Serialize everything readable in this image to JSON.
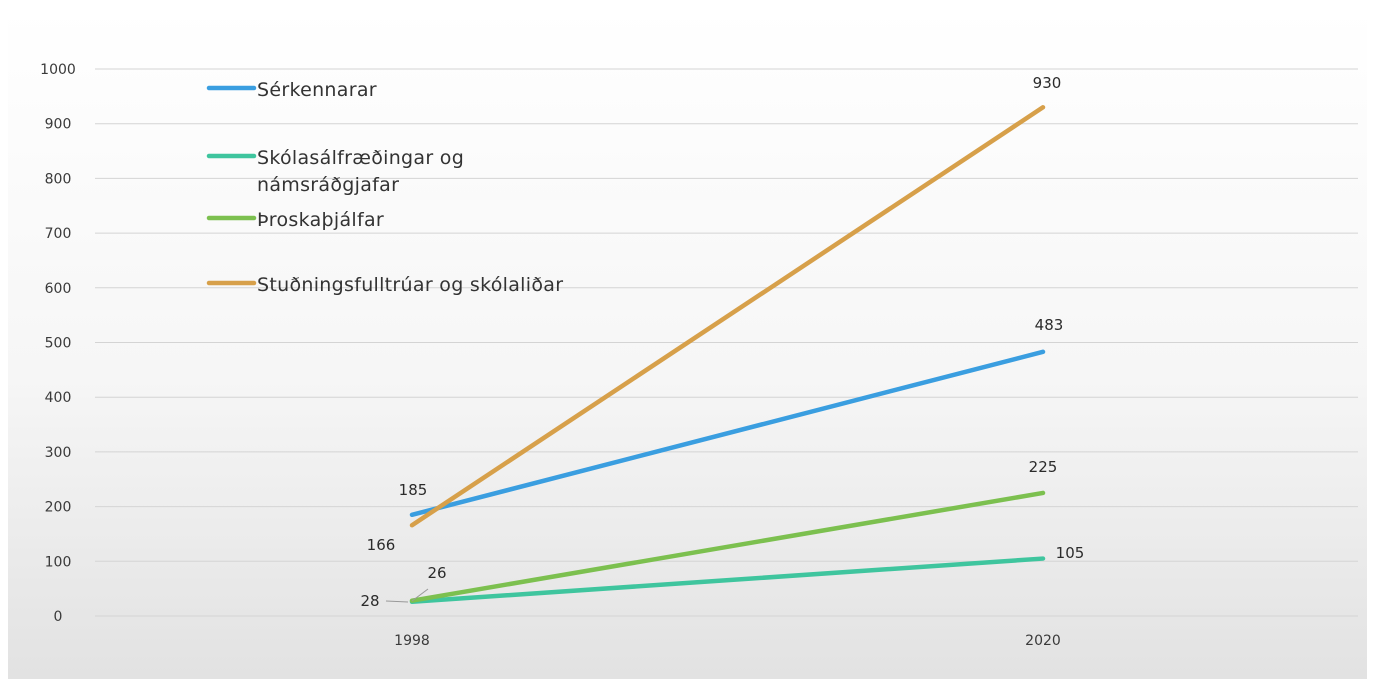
{
  "chart_data": {
    "type": "line",
    "title": "",
    "xlabel": "",
    "ylabel": "",
    "categories": [
      "1998",
      "2020"
    ],
    "ylim": [
      0,
      1000
    ],
    "yticks": [
      0,
      100,
      200,
      300,
      400,
      500,
      600,
      700,
      800,
      900,
      1000
    ],
    "grid": true,
    "legend_position": "top-left, inside plot",
    "series": [
      {
        "name": "Sérkennarar",
        "values": [
          185,
          483
        ],
        "color": "#3a9ee0",
        "labels": [
          "185",
          "483"
        ]
      },
      {
        "name": "Skólasálfræðingar og námsráðgjafar",
        "name_lines": [
          "Skólasálfræðingar og",
          "námsráðgjafar"
        ],
        "values": [
          26,
          105
        ],
        "color": "#3fc59e",
        "labels": [
          "26",
          "105"
        ]
      },
      {
        "name": "Þroskaþjálfar",
        "values": [
          28,
          225
        ],
        "color": "#7cc04f",
        "labels": [
          "28",
          "225"
        ]
      },
      {
        "name": "Stuðningsfulltrúar og skólaliðar",
        "values": [
          166,
          930
        ],
        "color": "#d7a04a",
        "labels": [
          "166",
          "930"
        ]
      }
    ]
  }
}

▸ TO DO
Pictures don't belong in the copy. Transcribe every record exactly as it appears.

▸ RESPONSE BELOW
Serialize everything readable in this image to JSON.
{
  "chart_data": {
    "type": "line",
    "title": "",
    "xlabel": "",
    "ylabel": "",
    "categories": [
      "1998",
      "2020"
    ],
    "ylim": [
      0,
      1000
    ],
    "yticks": [
      0,
      100,
      200,
      300,
      400,
      500,
      600,
      700,
      800,
      900,
      1000
    ],
    "grid": true,
    "legend_position": "top-left, inside plot",
    "series": [
      {
        "name": "Sérkennarar",
        "values": [
          185,
          483
        ],
        "color": "#3a9ee0",
        "labels": [
          "185",
          "483"
        ]
      },
      {
        "name": "Skólasálfræðingar og námsráðgjafar",
        "name_lines": [
          "Skólasálfræðingar og",
          "námsráðgjafar"
        ],
        "values": [
          26,
          105
        ],
        "color": "#3fc59e",
        "labels": [
          "26",
          "105"
        ]
      },
      {
        "name": "Þroskaþjálfar",
        "values": [
          28,
          225
        ],
        "color": "#7cc04f",
        "labels": [
          "28",
          "225"
        ]
      },
      {
        "name": "Stuðningsfulltrúar og skólaliðar",
        "values": [
          166,
          930
        ],
        "color": "#d7a04a",
        "labels": [
          "166",
          "930"
        ]
      }
    ]
  }
}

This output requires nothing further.